▶ [Exercise instructions] Please give the mailing-list message on IN-clause performance again, starting at "On Tue, Aug" and ending at "that key), correct?", updated so that "hash table" reads "hash map".

======== Page excerpt

Re: Perfomance of IN-clause with many elements and possible solutions

From: Jeff Janes <jeff(dot)janes(at)gmail(dot)com>
To: Dmitry Lazurkin <dilaz03(at)gmail(dot)com>
Cc: "David G(dot) Johnston" <david(dot)g(dot)johnston(at)gmail(dot)com>, "pgsql-general(at)postgresql(dot)org" <pgsql-general(at)postgresql(dot)org>
Subject: Re: Perfomance of IN-clause with many elements and possible solutions
Date: 2017-08-01 20:17:13
Message-ID: CAMkU=1yD+5vLUyJuzML6DYvPKMrAxpD_eKsmL=2JqdC81uLejQ@mail.gmail.com
Views: Raw Message | Whole Thread | Download mbox | Resend email
Thread:
Lists: pgsql-general

On Tue, Aug 1, 2017 at 9:24 AM, Dmitry Lazurkin <dilaz03(at)gmail(dot)com> wrote:

> On 08/01/2017 07:13 PM, Jeff Janes wrote:
>
> I think that HashSet is a Java-specific term. It is just a hash table in
> which there is no data to store, just the key itself (and probably a cash
> of the hashcode of that key), correct?

================
======== Raw records

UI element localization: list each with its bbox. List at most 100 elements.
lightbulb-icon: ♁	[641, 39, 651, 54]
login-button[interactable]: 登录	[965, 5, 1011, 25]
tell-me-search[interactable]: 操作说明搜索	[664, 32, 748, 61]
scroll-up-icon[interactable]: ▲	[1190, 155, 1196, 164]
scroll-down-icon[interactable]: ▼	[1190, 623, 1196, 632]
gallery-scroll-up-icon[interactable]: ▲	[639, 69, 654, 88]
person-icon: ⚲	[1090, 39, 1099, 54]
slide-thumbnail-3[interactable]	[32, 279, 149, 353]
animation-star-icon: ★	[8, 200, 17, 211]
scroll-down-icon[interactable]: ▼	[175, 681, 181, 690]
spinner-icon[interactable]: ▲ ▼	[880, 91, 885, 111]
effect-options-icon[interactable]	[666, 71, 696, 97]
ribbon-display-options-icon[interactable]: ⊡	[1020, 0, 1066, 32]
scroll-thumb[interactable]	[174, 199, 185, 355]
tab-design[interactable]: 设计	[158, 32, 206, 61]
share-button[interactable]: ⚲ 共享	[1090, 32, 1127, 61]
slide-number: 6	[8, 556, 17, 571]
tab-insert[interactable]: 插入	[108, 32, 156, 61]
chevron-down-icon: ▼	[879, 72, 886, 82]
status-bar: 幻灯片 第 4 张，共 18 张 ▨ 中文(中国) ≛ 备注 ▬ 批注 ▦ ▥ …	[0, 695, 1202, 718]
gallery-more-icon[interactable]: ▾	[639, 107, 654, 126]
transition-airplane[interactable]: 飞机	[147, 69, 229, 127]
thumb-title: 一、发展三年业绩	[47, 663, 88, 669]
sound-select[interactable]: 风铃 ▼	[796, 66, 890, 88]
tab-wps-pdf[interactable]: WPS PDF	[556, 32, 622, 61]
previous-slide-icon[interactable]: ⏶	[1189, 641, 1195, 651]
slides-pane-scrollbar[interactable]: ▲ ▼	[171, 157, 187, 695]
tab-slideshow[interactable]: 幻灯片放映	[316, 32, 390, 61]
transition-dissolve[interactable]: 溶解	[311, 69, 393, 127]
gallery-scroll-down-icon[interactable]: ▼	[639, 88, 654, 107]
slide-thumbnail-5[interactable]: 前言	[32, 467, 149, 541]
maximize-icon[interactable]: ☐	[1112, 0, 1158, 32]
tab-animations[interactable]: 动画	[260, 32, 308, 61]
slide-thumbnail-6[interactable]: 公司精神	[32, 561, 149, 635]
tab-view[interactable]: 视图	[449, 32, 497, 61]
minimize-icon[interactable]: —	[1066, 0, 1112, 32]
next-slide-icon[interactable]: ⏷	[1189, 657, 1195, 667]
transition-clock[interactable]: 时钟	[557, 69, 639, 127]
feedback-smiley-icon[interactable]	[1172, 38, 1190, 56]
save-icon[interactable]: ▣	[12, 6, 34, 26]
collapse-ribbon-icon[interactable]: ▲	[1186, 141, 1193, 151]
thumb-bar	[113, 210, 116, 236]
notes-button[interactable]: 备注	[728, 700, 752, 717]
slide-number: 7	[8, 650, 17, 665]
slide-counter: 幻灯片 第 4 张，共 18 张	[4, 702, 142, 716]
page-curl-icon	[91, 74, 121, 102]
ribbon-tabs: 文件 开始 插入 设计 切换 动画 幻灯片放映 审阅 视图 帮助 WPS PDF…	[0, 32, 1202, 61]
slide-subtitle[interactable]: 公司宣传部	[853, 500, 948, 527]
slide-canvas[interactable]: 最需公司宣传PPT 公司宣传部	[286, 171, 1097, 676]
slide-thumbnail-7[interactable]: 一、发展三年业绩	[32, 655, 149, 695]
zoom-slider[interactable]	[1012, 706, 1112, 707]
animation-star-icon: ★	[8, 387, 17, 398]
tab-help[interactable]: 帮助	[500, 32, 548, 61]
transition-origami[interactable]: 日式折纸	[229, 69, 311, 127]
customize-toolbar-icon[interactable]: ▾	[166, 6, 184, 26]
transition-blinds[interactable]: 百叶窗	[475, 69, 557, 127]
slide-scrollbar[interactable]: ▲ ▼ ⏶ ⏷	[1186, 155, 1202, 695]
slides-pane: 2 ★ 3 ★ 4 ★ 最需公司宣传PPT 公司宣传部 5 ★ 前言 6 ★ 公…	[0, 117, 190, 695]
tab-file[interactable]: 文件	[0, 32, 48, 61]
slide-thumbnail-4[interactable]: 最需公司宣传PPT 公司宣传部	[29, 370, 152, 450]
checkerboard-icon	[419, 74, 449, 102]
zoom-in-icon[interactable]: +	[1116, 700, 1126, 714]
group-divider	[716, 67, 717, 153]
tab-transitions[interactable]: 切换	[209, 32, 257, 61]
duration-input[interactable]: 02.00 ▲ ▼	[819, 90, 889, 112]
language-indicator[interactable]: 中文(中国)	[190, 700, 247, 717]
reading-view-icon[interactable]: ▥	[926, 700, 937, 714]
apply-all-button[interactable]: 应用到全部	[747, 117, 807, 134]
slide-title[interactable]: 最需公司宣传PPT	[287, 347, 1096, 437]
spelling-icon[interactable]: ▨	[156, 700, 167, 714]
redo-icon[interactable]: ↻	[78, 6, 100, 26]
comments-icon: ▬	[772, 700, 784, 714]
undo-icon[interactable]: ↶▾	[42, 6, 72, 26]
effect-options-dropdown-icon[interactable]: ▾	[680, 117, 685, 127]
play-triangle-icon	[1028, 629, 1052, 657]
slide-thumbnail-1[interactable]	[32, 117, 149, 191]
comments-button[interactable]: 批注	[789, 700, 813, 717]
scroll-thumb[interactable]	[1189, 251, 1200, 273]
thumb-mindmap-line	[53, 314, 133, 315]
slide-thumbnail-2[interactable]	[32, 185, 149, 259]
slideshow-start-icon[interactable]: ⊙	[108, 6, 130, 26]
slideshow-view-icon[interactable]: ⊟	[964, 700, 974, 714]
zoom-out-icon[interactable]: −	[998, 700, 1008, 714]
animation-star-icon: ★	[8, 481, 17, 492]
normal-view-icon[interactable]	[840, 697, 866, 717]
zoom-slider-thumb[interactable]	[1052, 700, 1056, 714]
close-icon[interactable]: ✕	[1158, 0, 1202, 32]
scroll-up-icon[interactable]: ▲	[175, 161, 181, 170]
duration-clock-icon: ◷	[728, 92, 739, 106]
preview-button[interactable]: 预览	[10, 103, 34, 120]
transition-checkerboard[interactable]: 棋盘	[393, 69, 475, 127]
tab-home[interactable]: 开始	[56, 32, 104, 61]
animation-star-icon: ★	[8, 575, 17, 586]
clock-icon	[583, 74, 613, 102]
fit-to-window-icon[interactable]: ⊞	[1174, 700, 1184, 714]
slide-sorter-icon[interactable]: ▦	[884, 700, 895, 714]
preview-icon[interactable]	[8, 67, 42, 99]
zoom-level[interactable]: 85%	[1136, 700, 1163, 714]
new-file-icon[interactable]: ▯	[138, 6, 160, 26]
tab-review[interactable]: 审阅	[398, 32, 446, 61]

================

▶ [Correct response]
On Tue, Aug 1, 2017 at 9:24 AM, Dmitry Lazurkin <dilaz03(at)gmail(dot)com> wrote:

> On 08/01/2017 07:13 PM, Jeff Janes wrote:
>
> I think that HashSet is a Java-specific term. It is just a hash map in
> which there is no data to store, just the key itself (and probably a cash
> of the hashcode of that key), correct?